| Reading passage |
▬▬▬▬▬▬▬▬▬▬
# Crispy Skin for beer can chicken?



## 449714 (Apr 8, 2015)

Every  time I do some beer can chicken it ends up being nice and juicy but I wish I could get the skin a lot more crispy.

I usually try to pat down the bird as much as I can after a rinse. I also put on a bit of olive oil (helps the seasoning stick)

I'm assuming I'm either not drying the bird enough after I rinse or I'm doomed as soon as I put the olive oil on.

Thoughts/tips/tricks?

Cheers


----------



## goensouth (Apr 8, 2015)

You are not doing anything wrong. To get crispy chicken skin it needs to be heated to at least 325. I usually finish mine in the oven or hot grill for about 15 minutes to crisp it up.


----------



## dirtsailor2003 (Apr 8, 2015)

Yep higher temp is what you need. If your smoker can't go high then you will need to finish the bird in a high temp oven or on a high temp grill. Really no need for the oil either. The spices will stay on without it. At lower temps the oil will hinder the skin from crisping.
▬▬▬▬▬▬▬▬▬▬
| Given material |

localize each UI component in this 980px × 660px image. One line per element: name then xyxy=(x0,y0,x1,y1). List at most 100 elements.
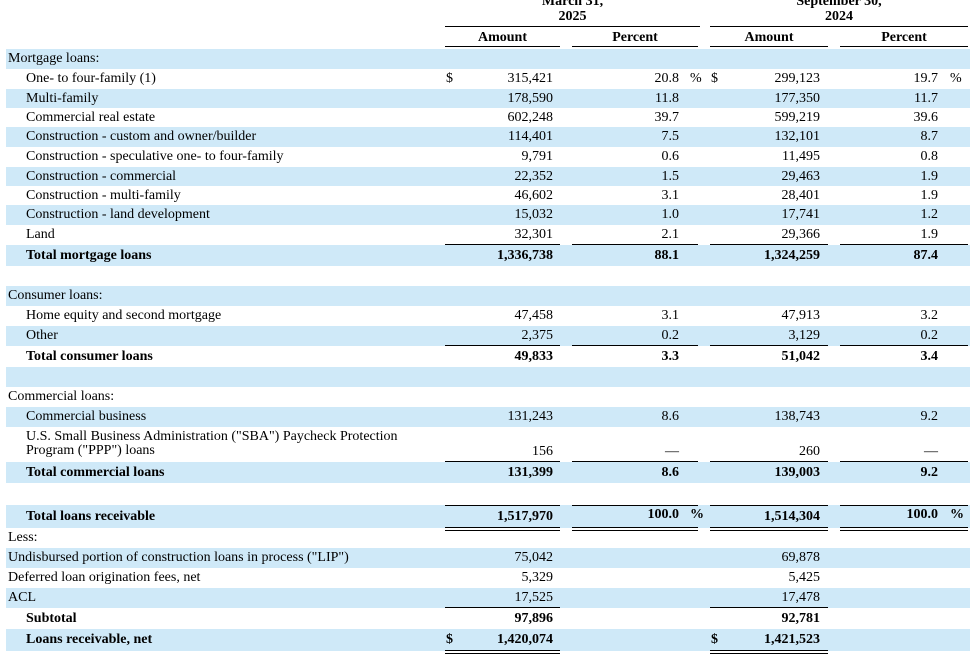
▬▬▬▬▬▬▬▬▬▬
| Directives |
• a. In the beer can chicken thread, translate this sentence into Spanish: "At lower temps the oil will hinder the skin from crisping."
• b. Continue the beer can chicken thread from where it stops.

| Written answers |
• a. A temperaturas más bajas, el aceite impedirá que la piel se ponga crujiente.

• b.
Having a nice dry skin on the bird will also help. If you can air dry the bird in fridge for 8-12 hours uncovered do it. If not hit the bird with a hair dryer on low right before putting it in the smoker.


----------



## goensouth (Apr 8, 2015)

Love the blow dryer idea but not sure what my wife would do if she walked in and I was using her hair dryer on a chicken.


----------



## 449714 (Apr 8, 2015)

Thanks for the advice. I'm going to toss it in the fridge for 12 hours. Might as well try seasoning without the olive oil either.

I usually take the bird off around 165. So maybe put it in the grill (over direct heat) when it hits 130 or so and just let it go the rest of the way to 165?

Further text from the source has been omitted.